Task description: Using the data beneath, show every line that includes the word "true".

Entries supplied:
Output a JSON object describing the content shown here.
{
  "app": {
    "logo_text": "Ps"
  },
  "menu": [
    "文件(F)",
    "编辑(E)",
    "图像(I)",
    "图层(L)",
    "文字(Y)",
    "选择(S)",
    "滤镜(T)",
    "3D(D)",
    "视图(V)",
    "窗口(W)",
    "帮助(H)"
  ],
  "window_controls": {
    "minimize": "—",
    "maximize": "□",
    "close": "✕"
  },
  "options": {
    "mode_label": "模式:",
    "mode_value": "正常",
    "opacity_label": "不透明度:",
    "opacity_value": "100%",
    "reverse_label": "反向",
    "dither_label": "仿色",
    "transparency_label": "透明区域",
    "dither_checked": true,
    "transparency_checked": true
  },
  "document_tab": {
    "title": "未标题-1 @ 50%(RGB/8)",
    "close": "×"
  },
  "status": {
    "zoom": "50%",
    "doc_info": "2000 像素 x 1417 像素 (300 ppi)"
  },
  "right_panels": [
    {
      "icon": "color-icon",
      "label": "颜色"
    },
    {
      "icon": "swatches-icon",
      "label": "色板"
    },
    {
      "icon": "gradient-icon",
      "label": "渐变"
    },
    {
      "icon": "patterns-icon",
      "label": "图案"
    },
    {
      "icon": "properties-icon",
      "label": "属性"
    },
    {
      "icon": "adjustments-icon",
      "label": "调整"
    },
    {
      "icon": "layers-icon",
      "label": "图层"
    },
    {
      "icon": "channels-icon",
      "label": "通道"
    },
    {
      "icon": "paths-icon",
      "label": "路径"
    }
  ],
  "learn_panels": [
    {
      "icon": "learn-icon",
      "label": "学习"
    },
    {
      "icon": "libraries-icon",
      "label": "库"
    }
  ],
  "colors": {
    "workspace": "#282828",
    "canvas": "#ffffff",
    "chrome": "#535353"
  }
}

Problem solution:
    "dither_checked": true,
    "transparency_checked": true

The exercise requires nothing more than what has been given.